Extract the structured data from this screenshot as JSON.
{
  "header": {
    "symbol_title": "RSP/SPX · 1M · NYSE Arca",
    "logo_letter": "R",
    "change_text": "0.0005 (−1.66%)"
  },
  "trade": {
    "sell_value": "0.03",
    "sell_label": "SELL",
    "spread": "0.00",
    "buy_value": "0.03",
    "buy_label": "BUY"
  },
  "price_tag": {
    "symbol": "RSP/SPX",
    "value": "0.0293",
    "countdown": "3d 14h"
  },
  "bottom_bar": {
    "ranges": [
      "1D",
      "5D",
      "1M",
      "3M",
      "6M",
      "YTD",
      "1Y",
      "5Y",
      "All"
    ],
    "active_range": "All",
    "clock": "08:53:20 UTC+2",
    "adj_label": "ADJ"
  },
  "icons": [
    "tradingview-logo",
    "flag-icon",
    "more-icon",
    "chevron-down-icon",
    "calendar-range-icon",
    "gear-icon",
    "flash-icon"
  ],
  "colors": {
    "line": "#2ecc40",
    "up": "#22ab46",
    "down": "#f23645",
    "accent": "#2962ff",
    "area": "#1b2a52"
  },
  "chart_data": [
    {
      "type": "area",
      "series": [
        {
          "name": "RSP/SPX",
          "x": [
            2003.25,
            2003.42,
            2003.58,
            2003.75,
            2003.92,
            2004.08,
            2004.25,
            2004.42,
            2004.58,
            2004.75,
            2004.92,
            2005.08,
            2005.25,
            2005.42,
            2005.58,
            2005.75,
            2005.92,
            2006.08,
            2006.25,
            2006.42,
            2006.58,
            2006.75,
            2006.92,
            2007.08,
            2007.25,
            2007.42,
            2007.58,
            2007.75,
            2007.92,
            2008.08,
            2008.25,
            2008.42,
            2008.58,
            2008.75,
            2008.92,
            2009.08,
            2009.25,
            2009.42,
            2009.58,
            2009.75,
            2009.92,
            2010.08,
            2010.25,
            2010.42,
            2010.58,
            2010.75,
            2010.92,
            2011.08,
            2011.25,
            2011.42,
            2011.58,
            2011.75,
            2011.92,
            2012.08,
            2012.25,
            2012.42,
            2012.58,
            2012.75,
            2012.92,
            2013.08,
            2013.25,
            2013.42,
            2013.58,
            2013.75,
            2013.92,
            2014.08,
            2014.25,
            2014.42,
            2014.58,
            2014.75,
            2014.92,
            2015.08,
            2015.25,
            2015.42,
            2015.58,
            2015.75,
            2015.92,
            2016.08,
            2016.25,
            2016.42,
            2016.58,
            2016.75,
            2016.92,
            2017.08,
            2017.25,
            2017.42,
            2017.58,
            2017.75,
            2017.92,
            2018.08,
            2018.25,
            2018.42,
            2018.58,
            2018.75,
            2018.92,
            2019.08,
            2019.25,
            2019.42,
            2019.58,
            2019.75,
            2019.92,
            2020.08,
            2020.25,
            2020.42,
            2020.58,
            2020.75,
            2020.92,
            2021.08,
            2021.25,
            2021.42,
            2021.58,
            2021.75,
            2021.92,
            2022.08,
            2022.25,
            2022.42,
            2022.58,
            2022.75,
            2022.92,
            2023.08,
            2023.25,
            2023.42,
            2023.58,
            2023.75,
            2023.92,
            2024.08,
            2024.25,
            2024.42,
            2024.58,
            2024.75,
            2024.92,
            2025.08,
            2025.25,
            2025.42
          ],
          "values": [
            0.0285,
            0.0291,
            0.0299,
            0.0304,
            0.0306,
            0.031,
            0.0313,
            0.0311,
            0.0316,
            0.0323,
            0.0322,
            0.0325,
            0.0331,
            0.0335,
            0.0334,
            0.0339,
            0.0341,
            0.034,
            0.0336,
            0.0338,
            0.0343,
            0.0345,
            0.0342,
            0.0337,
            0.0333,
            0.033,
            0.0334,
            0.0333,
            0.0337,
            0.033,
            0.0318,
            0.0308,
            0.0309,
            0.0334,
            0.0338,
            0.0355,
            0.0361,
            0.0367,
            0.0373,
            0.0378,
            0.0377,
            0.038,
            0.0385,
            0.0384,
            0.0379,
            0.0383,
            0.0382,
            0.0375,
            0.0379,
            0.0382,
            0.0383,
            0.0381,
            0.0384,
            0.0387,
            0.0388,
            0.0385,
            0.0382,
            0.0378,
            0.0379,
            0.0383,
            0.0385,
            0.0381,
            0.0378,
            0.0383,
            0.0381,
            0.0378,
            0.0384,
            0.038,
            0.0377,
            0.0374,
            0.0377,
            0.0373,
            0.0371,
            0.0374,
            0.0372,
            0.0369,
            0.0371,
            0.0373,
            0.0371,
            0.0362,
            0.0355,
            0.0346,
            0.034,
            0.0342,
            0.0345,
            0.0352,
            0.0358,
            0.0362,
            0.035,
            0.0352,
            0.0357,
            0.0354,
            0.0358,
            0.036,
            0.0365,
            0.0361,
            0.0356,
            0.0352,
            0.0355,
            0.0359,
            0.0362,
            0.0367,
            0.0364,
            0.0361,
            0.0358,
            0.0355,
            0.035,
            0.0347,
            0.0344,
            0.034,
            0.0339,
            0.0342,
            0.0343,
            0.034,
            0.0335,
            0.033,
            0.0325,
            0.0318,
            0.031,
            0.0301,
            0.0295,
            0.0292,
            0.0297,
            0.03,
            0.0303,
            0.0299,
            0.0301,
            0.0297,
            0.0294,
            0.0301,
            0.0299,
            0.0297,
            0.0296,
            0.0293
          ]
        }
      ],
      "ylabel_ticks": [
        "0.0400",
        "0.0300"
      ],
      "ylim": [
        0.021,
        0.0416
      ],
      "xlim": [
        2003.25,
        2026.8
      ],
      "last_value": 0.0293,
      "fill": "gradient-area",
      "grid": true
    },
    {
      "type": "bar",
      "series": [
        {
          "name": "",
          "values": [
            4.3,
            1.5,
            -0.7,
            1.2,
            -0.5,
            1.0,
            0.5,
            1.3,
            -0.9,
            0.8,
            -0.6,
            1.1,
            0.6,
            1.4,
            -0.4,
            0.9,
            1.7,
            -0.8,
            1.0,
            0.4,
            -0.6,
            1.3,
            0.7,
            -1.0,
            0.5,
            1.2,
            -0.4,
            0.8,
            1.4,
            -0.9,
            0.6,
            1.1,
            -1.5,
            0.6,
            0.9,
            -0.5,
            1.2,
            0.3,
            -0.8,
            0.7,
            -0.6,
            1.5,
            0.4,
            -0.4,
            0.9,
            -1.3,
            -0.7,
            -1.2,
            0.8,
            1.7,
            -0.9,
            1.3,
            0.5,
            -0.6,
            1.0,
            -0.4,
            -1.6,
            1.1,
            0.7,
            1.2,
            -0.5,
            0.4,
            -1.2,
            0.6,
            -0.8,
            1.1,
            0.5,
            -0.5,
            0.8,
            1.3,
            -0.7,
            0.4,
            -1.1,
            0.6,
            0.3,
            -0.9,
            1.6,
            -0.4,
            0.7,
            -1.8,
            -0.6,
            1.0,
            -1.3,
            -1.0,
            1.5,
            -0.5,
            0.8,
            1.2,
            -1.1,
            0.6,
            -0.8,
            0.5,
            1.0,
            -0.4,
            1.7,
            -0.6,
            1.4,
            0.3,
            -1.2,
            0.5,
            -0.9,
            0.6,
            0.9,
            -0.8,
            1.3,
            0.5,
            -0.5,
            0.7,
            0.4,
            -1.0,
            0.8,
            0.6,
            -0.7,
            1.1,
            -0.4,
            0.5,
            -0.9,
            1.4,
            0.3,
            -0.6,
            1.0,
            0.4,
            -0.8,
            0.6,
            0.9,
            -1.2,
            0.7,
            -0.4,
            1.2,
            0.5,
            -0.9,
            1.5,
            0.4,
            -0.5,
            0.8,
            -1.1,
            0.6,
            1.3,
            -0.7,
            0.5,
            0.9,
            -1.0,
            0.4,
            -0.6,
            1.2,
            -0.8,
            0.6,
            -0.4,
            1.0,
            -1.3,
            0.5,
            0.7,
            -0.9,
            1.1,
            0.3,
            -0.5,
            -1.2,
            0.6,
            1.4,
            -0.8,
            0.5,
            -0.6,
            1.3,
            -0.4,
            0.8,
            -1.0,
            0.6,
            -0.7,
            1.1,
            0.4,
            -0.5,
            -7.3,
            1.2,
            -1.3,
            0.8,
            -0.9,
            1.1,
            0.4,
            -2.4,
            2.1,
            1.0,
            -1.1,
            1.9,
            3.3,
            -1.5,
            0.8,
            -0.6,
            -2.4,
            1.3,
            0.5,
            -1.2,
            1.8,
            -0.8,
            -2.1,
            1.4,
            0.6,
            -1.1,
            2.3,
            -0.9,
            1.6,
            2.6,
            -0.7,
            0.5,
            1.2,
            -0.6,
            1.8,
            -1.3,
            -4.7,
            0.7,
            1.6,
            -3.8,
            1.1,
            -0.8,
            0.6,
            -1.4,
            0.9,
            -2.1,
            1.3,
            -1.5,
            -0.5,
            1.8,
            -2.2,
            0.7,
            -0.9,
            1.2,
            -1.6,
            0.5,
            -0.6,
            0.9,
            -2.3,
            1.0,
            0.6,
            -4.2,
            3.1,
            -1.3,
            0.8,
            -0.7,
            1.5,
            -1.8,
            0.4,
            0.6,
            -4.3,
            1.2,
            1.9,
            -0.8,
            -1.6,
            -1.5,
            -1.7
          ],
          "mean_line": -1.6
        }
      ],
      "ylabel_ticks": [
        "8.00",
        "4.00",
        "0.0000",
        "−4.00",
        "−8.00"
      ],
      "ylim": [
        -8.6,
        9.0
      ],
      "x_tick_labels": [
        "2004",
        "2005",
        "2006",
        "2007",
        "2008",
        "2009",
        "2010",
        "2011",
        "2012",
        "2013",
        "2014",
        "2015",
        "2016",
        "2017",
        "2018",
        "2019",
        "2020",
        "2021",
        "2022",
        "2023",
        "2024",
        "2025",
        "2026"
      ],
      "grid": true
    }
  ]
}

++++

- [Direction]: Gather up every line in the data above that contains the word "area", copying each one.

- [Finished exercise]:
    "area": "#1b2a52"
      "type": "area",
      "fill": "gradient-area",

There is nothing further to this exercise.